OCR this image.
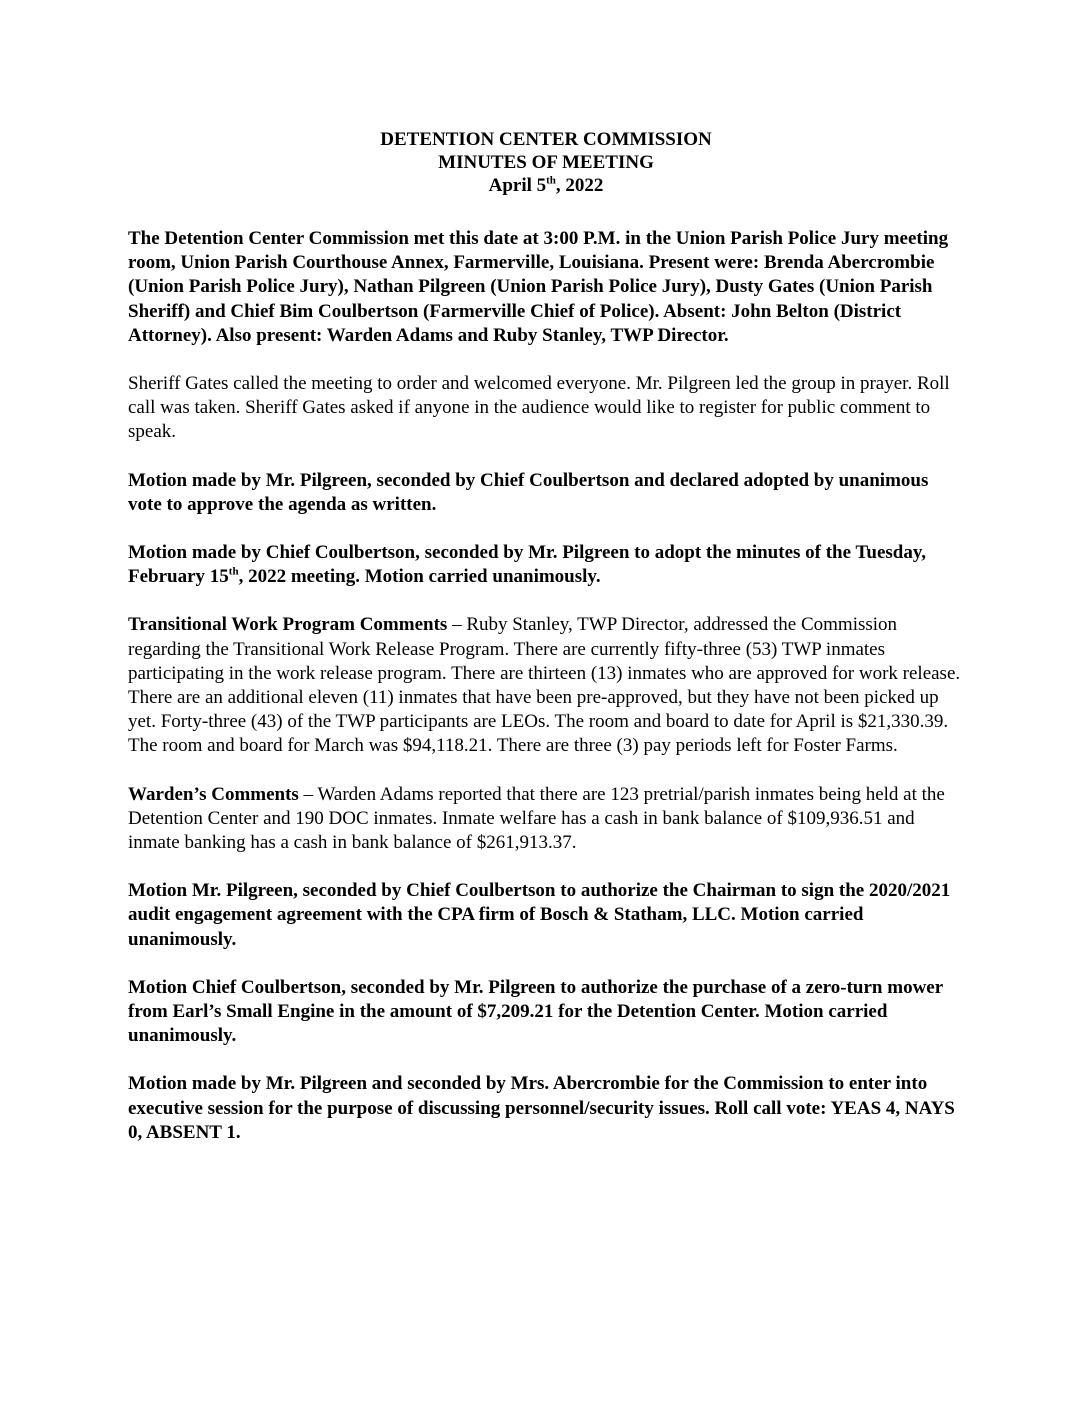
DETENTION CENTER COMMISSION
MINUTES OF MEETING
April 5th, 2022

The Detention Center Commission met this date at 3:00 P.M. in the Union Parish Police Jury meeting room, Union Parish Courthouse Annex, Farmerville, Louisiana. Present were: Brenda Abercrombie (Union Parish Police Jury), Nathan Pilgreen (Union Parish Police Jury), Dusty Gates (Union Parish Sheriff) and Chief Bim Coulbertson (Farmerville Chief of Police). Absent: John Belton (District Attorney). Also present: Warden Adams and Ruby Stanley, TWP Director.

Sheriff Gates called the meeting to order and welcomed everyone. Mr. Pilgreen led the group in prayer. Roll call was taken. Sheriff Gates asked if anyone in the audience would like to register for public comment to speak.

Motion made by Mr. Pilgreen, seconded by Chief Coulbertson and declared adopted by unanimous vote to approve the agenda as written.

Motion made by Chief Coulbertson, seconded by Mr. Pilgreen to adopt the minutes of the Tuesday, February 15th, 2022 meeting. Motion carried unanimously.

Transitional Work Program Comments – Ruby Stanley, TWP Director, addressed the Commission regarding the Transitional Work Release Program. There are currently fifty-three (53) TWP inmates participating in the work release program. There are thirteen (13) inmates who are approved for work release. There are an additional eleven (11) inmates that have been pre-approved, but they have not been picked up yet. Forty-three (43) of the TWP participants are LEOs. The room and board to date for April is $21,330.39. The room and board for March was $94,118.21. There are three (3) pay periods left for Foster Farms.

Warden’s Comments – Warden Adams reported that there are 123 pretrial/parish inmates being held at the Detention Center and 190 DOC inmates. Inmate welfare has a cash in bank balance of $109,936.51 and inmate banking has a cash in bank balance of $261,913.37.

Motion Mr. Pilgreen, seconded by Chief Coulbertson to authorize the Chairman to sign the 2020/2021 audit engagement agreement with the CPA firm of Bosch & Statham, LLC. Motion carried unanimously.

Motion Chief Coulbertson, seconded by Mr. Pilgreen to authorize the purchase of a zero-turn mower from Earl’s Small Engine in the amount of $7,209.21 for the Detention Center. Motion carried unanimously.

Motion made by Mr. Pilgreen and seconded by Mrs. Abercrombie for the Commission to enter into executive session for the purpose of discussing personnel/security issues. Roll call vote: YEAS 4, NAYS 0, ABSENT 1.
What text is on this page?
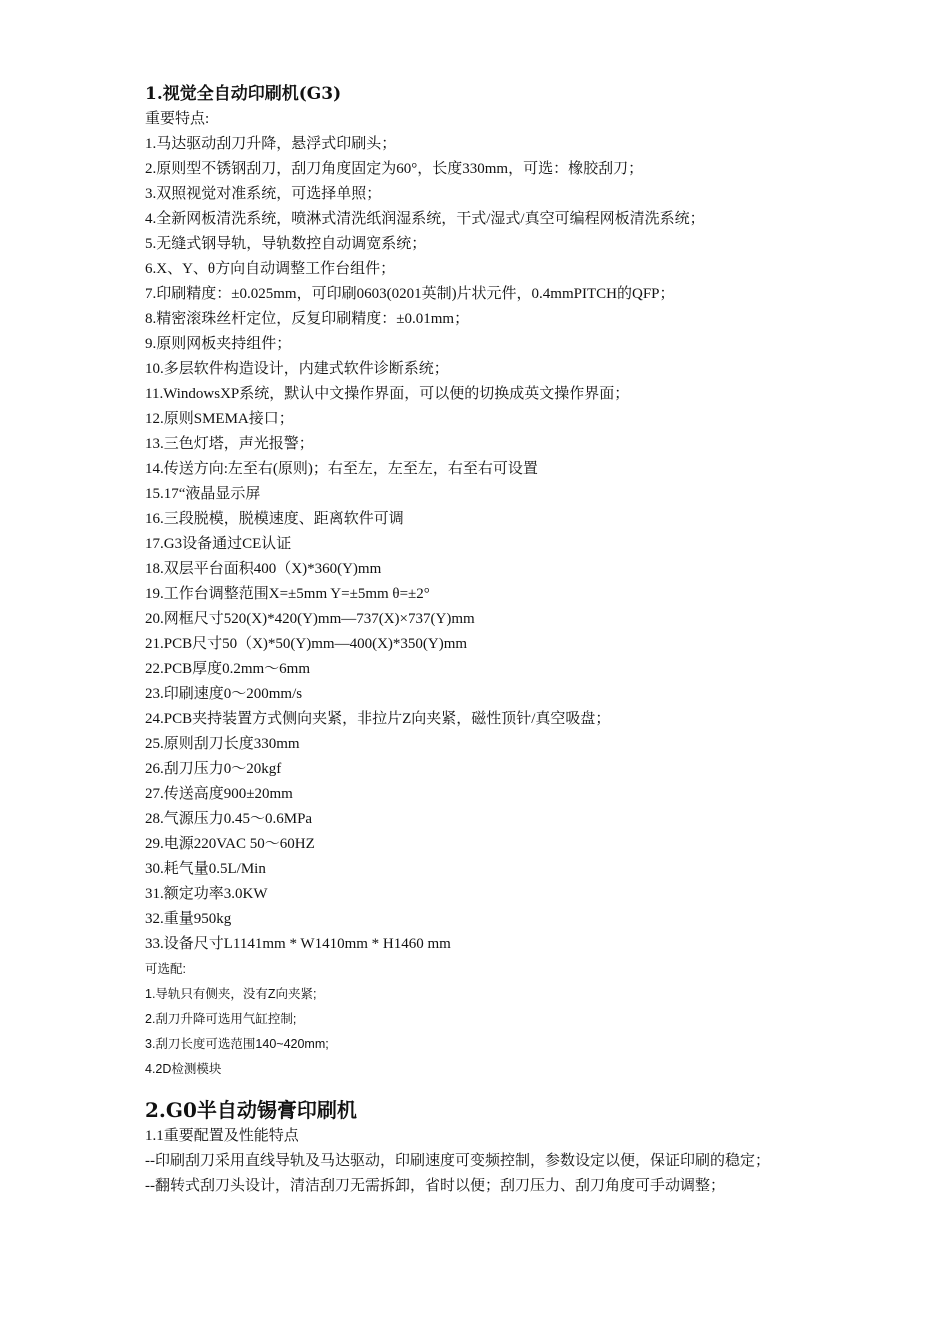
1.视觉全自动印刷机(G3)
重要特点:
1.马达驱动刮刀升降，悬浮式印刷头；
2.原则型不锈钢刮刀，刮刀角度固定为60°，长度330mm，可选：橡胶刮刀；
3.双照视觉对准系统，可选择单照；
4.全新网板清洗系统，喷淋式清洗纸润湿系统，干式/湿式/真空可编程网板清洗系统；
5.无缝式钢导轨，导轨数控自动调宽系统；
6.X、Y、θ方向自动调整工作台组件；
7.印刷精度：±0.025mm，可印刷0603(0201英制)片状元件，0.4mmPITCH的QFP；
8.精密滚珠丝杆定位，反复印刷精度：±0.01mm；
9.原则网板夹持组件；
10.多层软件构造设计，内建式软件诊断系统；
11.WindowsXP系统，默认中文操作界面，可以便的切换成英文操作界面；
12.原则SMEMA接口；
13.三色灯塔，声光报警；
14.传送方向:左至右(原则)；右至左，左至左，右至右可设置
15.17“液晶显示屏
16.三段脱模，脱模速度、距离软件可调
17.G3设备通过CE认证
18.双层平台面积400（X)*360(Y)mm
19.工作台调整范围X=±5mm Y=±5mm θ=±2°
20.网框尺寸520(X)*420(Y)mm—737(X)×737(Y)mm
21.PCB尺寸50（X)*50(Y)mm—400(X)*350(Y)mm
22.PCB厚度0.2mm～6mm
23.印刷速度0～200mm/s
24.PCB夹持装置方式侧向夹紧，非拉片Z向夹紧，磁性顶针/真空吸盘；
25.原则刮刀长度330mm
26.刮刀压力0～20kgf
27.传送高度900±20mm
28.气源压力0.45～0.6MPa
29.电源220VAC 50～60HZ
30.耗气量0.5L/Min
31.额定功率3.0KW
32.重量950kg
33.设备尺寸L1141mm * W1410mm * H1460 mm
可选配:
1.导轨只有侧夹，没有Z向夹紧;
2.刮刀升降可选用气缸控制;
3.刮刀长度可选范围140~420mm;
4.2D检测模块
2.G0半自动锡膏印刷机
1.1重要配置及性能特点
--印刷刮刀采用直线导轨及马达驱动，印刷速度可变频控制，参数设定以便，保证印刷的稳定；
--翻转式刮刀头设计，清洁刮刀无需拆卸，省时以便；刮刀压力、刮刀角度可手动调整；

==========

* [What is needed]
Reproduce, word for word, every line from the one that contains "What text is on this page?" to the end of the data, including both ends; omit all pictures.

* [Exercise answer]
What text is on this page?
1.视觉全自动印刷机(G3)
重要特点:
1.马达驱动刮刀升降，悬浮式印刷头；
2.原则型不锈钢刮刀，刮刀角度固定为60°，长度330mm，可选：橡胶刮刀；
3.双照视觉对准系统，可选择单照；
4.全新网板清洗系统，喷淋式清洗纸润湿系统，干式/湿式/真空可编程网板清洗系统；
5.无缝式钢导轨，导轨数控自动调宽系统；
6.X、Y、θ方向自动调整工作台组件；
7.印刷精度：±0.025mm，可印刷0603(0201英制)片状元件，0.4mmPITCH的QFP；
8.精密滚珠丝杆定位，反复印刷精度：±0.01mm；
9.原则网板夹持组件；
10.多层软件构造设计，内建式软件诊断系统；
11.WindowsXP系统，默认中文操作界面，可以便的切换成英文操作界面；
12.原则SMEMA接口；
13.三色灯塔，声光报警；
14.传送方向:左至右(原则)；右至左，左至左，右至右可设置
15.17“液晶显示屏
16.三段脱模，脱模速度、距离软件可调
17.G3设备通过CE认证
18.双层平台面积400（X)*360(Y)mm
19.工作台调整范围X=±5mm Y=±5mm θ=±2°
20.网框尺寸520(X)*420(Y)mm—737(X)×737(Y)mm
21.PCB尺寸50（X)*50(Y)mm—400(X)*350(Y)mm
22.PCB厚度0.2mm～6mm
23.印刷速度0～200mm/s
24.PCB夹持装置方式侧向夹紧，非拉片Z向夹紧，磁性顶针/真空吸盘；
25.原则刮刀长度330mm
26.刮刀压力0～20kgf
27.传送高度900±20mm
28.气源压力0.45～0.6MPa
29.电源220VAC 50～60HZ
30.耗气量0.5L/Min
31.额定功率3.0KW
32.重量950kg
33.设备尺寸L1141mm * W1410mm * H1460 mm
可选配:
1.导轨只有侧夹，没有Z向夹紧;
2.刮刀升降可选用气缸控制;
3.刮刀长度可选范围140~420mm;
4.2D检测模块
2.G0半自动锡膏印刷机
1.1重要配置及性能特点
--印刷刮刀采用直线导轨及马达驱动，印刷速度可变频控制，参数设定以便，保证印刷的稳定；
--翻转式刮刀头设计，清洁刮刀无需拆卸，省时以便；刮刀压力、刮刀角度可手动调整；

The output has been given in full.